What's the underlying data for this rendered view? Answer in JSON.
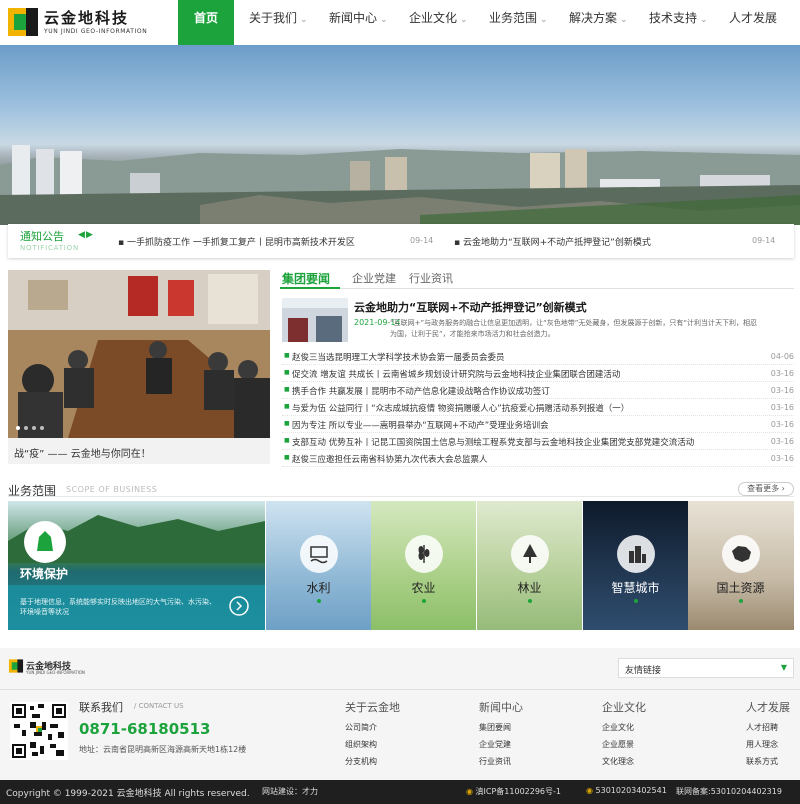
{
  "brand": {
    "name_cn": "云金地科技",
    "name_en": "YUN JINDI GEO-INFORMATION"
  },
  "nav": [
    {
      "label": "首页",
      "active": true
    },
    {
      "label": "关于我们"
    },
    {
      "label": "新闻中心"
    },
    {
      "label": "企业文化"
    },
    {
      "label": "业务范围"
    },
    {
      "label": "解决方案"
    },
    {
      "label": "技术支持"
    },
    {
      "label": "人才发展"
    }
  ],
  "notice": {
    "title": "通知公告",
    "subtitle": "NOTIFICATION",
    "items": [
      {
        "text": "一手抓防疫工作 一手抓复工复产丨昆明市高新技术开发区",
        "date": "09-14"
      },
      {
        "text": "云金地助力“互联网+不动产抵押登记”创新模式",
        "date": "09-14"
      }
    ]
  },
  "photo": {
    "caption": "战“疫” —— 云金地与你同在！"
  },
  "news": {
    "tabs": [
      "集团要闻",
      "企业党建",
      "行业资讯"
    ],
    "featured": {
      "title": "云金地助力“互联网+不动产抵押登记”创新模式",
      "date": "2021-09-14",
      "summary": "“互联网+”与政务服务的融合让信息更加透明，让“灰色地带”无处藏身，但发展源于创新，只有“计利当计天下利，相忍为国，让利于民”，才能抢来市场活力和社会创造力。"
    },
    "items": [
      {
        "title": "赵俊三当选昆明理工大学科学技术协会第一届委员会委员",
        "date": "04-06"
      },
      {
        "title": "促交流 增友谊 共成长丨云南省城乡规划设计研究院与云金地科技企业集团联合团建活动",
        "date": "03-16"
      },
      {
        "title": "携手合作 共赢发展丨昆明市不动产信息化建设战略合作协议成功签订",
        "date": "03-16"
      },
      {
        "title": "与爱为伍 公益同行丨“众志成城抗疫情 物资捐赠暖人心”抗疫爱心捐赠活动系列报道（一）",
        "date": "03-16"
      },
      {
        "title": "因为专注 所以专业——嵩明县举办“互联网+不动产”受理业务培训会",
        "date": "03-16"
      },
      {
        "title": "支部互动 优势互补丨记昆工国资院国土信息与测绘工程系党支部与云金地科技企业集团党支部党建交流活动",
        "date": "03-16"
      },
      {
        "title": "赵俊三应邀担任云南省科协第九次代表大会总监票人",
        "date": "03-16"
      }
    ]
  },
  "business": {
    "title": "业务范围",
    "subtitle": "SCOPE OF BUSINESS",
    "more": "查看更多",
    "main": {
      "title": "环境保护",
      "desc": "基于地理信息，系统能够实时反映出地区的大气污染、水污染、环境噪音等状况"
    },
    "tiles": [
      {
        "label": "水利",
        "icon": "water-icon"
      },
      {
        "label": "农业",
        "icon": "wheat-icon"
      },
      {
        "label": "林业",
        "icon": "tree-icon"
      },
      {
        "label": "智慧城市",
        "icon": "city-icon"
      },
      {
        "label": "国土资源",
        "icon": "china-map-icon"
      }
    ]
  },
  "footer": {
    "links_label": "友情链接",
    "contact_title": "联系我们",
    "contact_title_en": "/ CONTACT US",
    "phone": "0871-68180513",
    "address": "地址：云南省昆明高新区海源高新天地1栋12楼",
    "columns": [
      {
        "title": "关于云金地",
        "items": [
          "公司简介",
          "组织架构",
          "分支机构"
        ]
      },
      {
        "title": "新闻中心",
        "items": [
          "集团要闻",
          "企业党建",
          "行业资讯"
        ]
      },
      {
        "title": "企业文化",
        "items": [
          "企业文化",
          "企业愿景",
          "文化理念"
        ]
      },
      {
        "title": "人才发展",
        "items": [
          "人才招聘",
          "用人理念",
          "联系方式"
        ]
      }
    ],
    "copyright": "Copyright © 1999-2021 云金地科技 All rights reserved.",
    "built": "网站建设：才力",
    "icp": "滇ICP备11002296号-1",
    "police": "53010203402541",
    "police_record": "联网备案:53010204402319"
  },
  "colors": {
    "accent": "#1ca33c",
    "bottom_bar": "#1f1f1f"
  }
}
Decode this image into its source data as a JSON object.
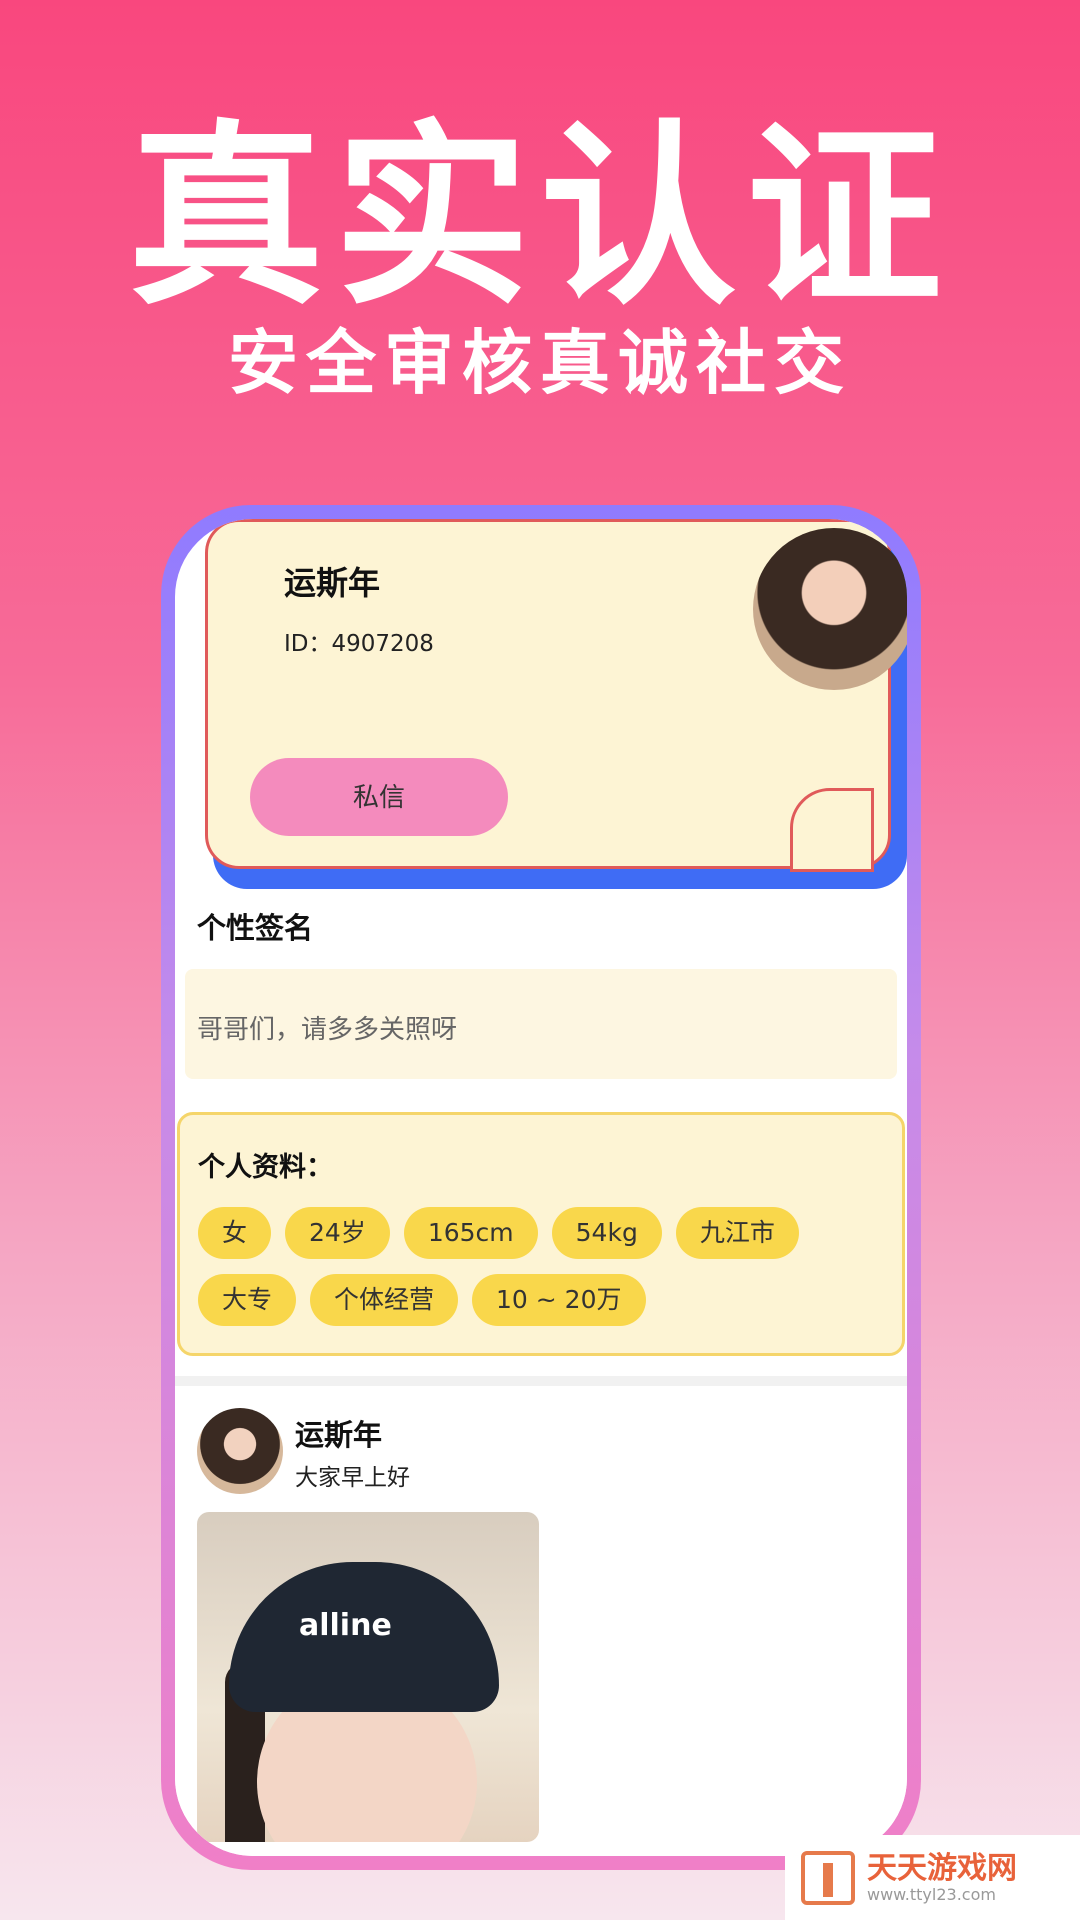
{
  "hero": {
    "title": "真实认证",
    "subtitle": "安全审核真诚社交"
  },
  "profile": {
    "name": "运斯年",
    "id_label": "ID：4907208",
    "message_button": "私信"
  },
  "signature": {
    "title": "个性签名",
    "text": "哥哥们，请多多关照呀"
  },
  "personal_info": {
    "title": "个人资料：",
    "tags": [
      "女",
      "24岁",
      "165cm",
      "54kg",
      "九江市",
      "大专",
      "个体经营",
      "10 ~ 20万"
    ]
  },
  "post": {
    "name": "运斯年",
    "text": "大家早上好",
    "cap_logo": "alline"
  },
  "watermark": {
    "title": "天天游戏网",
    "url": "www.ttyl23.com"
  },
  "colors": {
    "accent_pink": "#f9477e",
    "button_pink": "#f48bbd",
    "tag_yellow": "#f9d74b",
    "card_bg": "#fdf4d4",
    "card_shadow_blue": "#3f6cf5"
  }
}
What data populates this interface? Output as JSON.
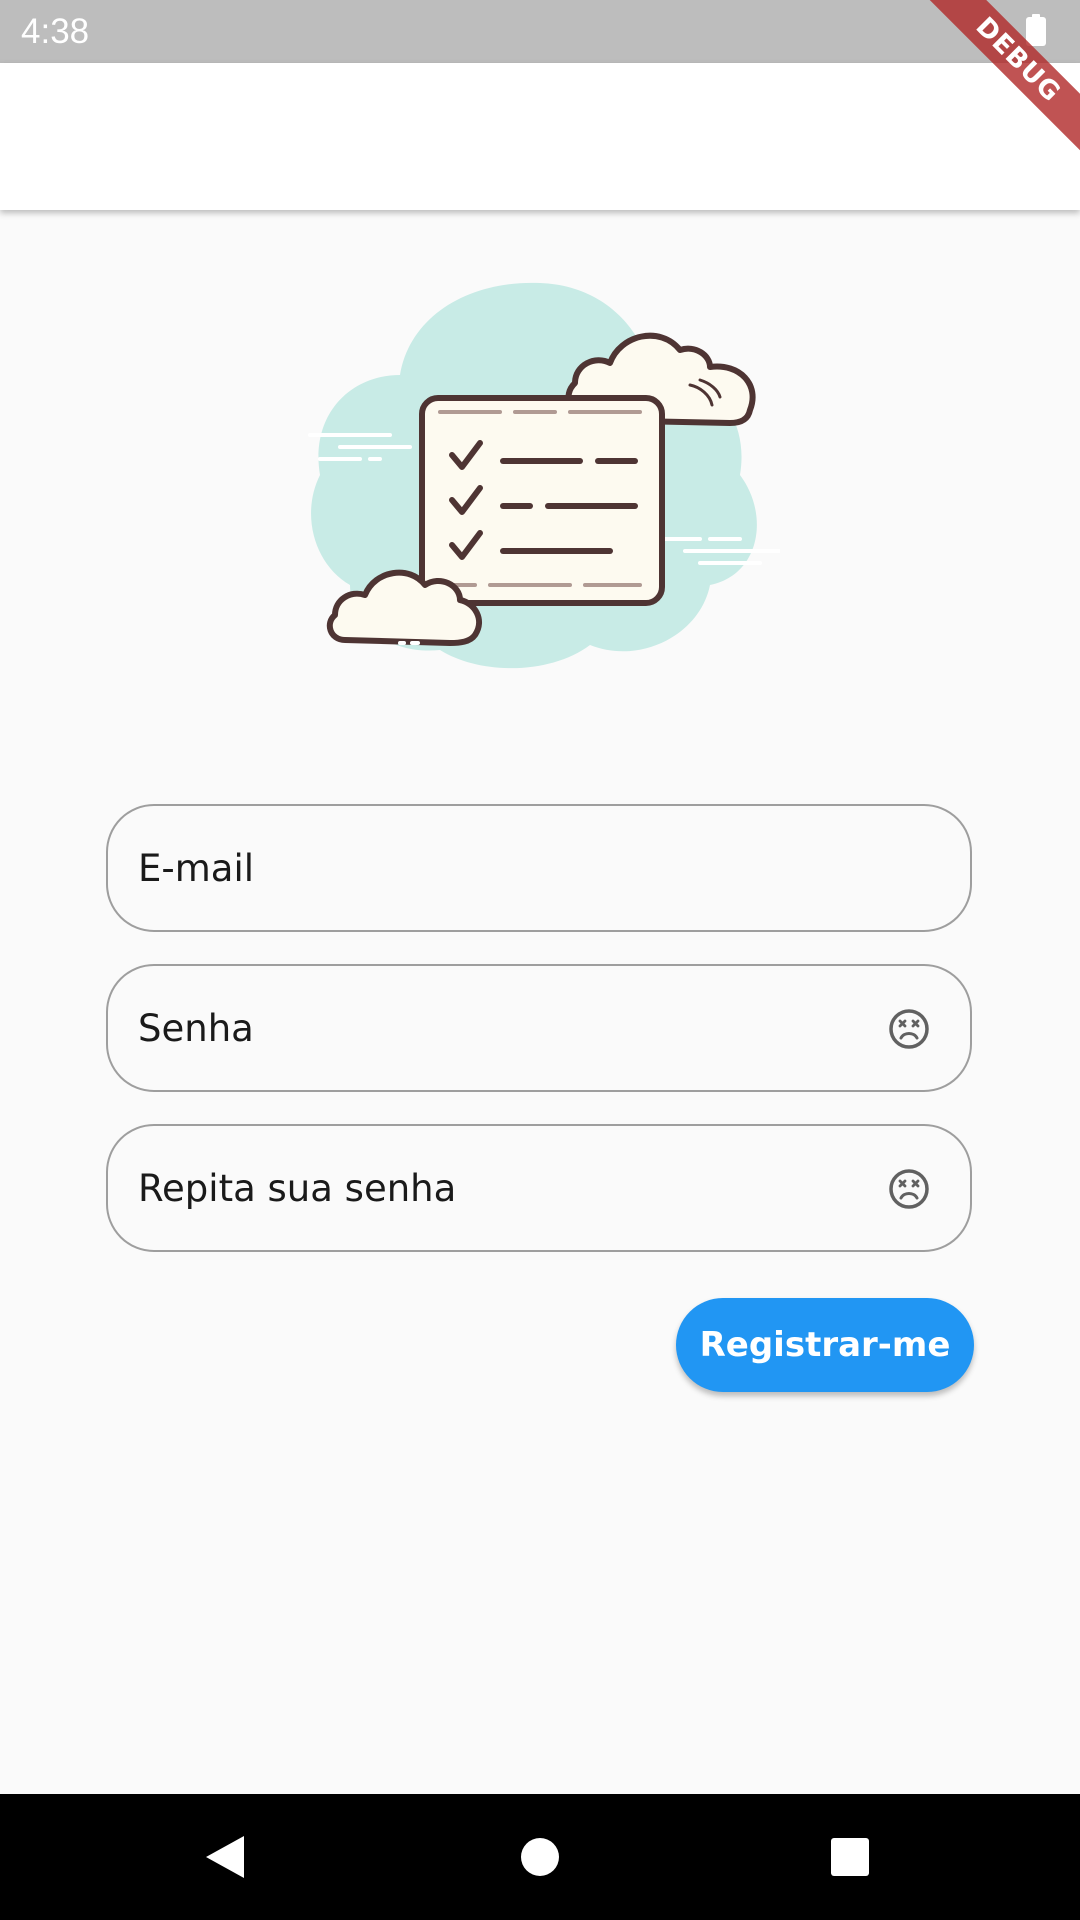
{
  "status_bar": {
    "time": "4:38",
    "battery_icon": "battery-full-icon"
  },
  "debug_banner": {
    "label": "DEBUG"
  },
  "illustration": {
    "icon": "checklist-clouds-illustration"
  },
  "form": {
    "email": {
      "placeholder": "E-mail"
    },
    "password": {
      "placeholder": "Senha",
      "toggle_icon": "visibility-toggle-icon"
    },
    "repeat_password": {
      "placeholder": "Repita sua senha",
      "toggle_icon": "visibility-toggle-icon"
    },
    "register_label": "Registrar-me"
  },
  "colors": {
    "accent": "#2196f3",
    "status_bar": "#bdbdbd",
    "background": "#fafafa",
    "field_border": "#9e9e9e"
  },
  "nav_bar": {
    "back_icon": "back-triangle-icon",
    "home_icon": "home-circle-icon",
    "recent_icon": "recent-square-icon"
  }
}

________

### What you are asked to do:
Copy the listing in full and without alteration, omitting every picture.

### Exercise result:
What's the underlying data for this rendered view? Answer in JSON.
{
  "brand": {
    "name_cn": "云金地科技",
    "name_en": "YUN JINDI GEO-INFORMATION"
  },
  "nav": [
    {
      "label": "首页",
      "active": true
    },
    {
      "label": "关于我们"
    },
    {
      "label": "新闻中心"
    },
    {
      "label": "企业文化"
    },
    {
      "label": "业务范围"
    },
    {
      "label": "解决方案"
    },
    {
      "label": "技术支持"
    },
    {
      "label": "人才发展"
    }
  ],
  "notice": {
    "title": "通知公告",
    "subtitle": "NOTIFICATION",
    "items": [
      {
        "text": "一手抓防疫工作 一手抓复工复产丨昆明市高新技术开发区",
        "date": "09-14"
      },
      {
        "text": "云金地助力“互联网+不动产抵押登记”创新模式",
        "date": "09-14"
      }
    ]
  },
  "photo": {
    "caption": "战“疫” —— 云金地与你同在！"
  },
  "news": {
    "tabs": [
      "集团要闻",
      "企业党建",
      "行业资讯"
    ],
    "featured": {
      "title": "云金地助力“互联网+不动产抵押登记”创新模式",
      "date": "2021-09-14",
      "summary": "“互联网+”与政务服务的融合让信息更加透明，让“灰色地带”无处藏身，但发展源于创新，只有“计利当计天下利，相忍为国，让利于民”，才能抢来市场活力和社会创造力。"
    },
    "items": [
      {
        "title": "赵俊三当选昆明理工大学科学技术协会第一届委员会委员",
        "date": "04-06"
      },
      {
        "title": "促交流 增友谊 共成长丨云南省城乡规划设计研究院与云金地科技企业集团联合团建活动",
        "date": "03-16"
      },
      {
        "title": "携手合作 共赢发展丨昆明市不动产信息化建设战略合作协议成功签订",
        "date": "03-16"
      },
      {
        "title": "与爱为伍 公益同行丨“众志成城抗疫情 物资捐赠暖人心”抗疫爱心捐赠活动系列报道（一）",
        "date": "03-16"
      },
      {
        "title": "因为专注 所以专业——嵩明县举办“互联网+不动产”受理业务培训会",
        "date": "03-16"
      },
      {
        "title": "支部互动 优势互补丨记昆工国资院国土信息与测绘工程系党支部与云金地科技企业集团党支部党建交流活动",
        "date": "03-16"
      },
      {
        "title": "赵俊三应邀担任云南省科协第九次代表大会总监票人",
        "date": "03-16"
      }
    ]
  },
  "business": {
    "title": "业务范围",
    "subtitle": "SCOPE OF BUSINESS",
    "more": "查看更多",
    "main": {
      "title": "环境保护",
      "desc": "基于地理信息，系统能够实时反映出地区的大气污染、水污染、环境噪音等状况"
    },
    "tiles": [
      {
        "label": "水利",
        "icon": "water-icon"
      },
      {
        "label": "农业",
        "icon": "wheat-icon"
      },
      {
        "label": "林业",
        "icon": "tree-icon"
      },
      {
        "label": "智慧城市",
        "icon": "city-icon"
      },
      {
        "label": "国土资源",
        "icon": "china-map-icon"
      }
    ]
  },
  "footer": {
    "links_label": "友情链接",
    "contact_title": "联系我们",
    "contact_title_en": "/ CONTACT US",
    "phone": "0871-68180513",
    "address": "地址：云南省昆明高新区海源高新天地1栋12楼",
    "columns": [
      {
        "title": "关于云金地",
        "items": [
          "公司简介",
          "组织架构",
          "分支机构"
        ]
      },
      {
        "title": "新闻中心",
        "items": [
          "集团要闻",
          "企业党建",
          "行业资讯"
        ]
      },
      {
        "title": "企业文化",
        "items": [
          "企业文化",
          "企业愿景",
          "文化理念"
        ]
      },
      {
        "title": "人才发展",
        "items": [
          "人才招聘",
          "用人理念",
          "联系方式"
        ]
      }
    ],
    "copyright": "Copyright © 1999-2021 云金地科技 All rights reserved.",
    "built": "网站建设：才力",
    "icp": "滇ICP备11002296号-1",
    "police": "53010203402541",
    "police_record": "联网备案:53010204402319"
  },
  "colors": {
    "accent": "#1ca33c",
    "bottom_bar": "#1f1f1f"
  }
}
Decode this image into its source data as a JSON object.
{
  "hero": {
    "title": "真实认证",
    "subtitle": "安全审核真诚社交"
  },
  "profile": {
    "name": "运斯年",
    "id_label": "ID：4907208",
    "message_button": "私信"
  },
  "signature": {
    "title": "个性签名",
    "text": "哥哥们，请多多关照呀"
  },
  "personal_info": {
    "title": "个人资料：",
    "tags": [
      "女",
      "24岁",
      "165cm",
      "54kg",
      "九江市",
      "大专",
      "个体经营",
      "10 ~ 20万"
    ]
  },
  "post": {
    "name": "运斯年",
    "text": "大家早上好",
    "cap_logo": "alline"
  },
  "watermark": {
    "title": "天天游戏网",
    "url": "www.ttyl23.com"
  },
  "colors": {
    "accent_pink": "#f9477e",
    "button_pink": "#f48bbd",
    "tag_yellow": "#f9d74b",
    "card_bg": "#fdf4d4",
    "card_shadow_blue": "#3f6cf5"
  }
}
What data populates this interface? Output as JSON.
{
  "status_bar": {
    "time": "4:38",
    "battery_icon": "battery-full-icon"
  },
  "debug_banner": {
    "label": "DEBUG"
  },
  "illustration": {
    "icon": "checklist-clouds-illustration"
  },
  "form": {
    "email": {
      "placeholder": "E-mail"
    },
    "password": {
      "placeholder": "Senha",
      "toggle_icon": "visibility-toggle-icon"
    },
    "repeat_password": {
      "placeholder": "Repita sua senha",
      "toggle_icon": "visibility-toggle-icon"
    },
    "register_label": "Registrar-me"
  },
  "colors": {
    "accent": "#2196f3",
    "status_bar": "#bdbdbd",
    "background": "#fafafa",
    "field_border": "#9e9e9e"
  },
  "nav_bar": {
    "back_icon": "back-triangle-icon",
    "home_icon": "home-circle-icon",
    "recent_icon": "recent-square-icon"
  }
}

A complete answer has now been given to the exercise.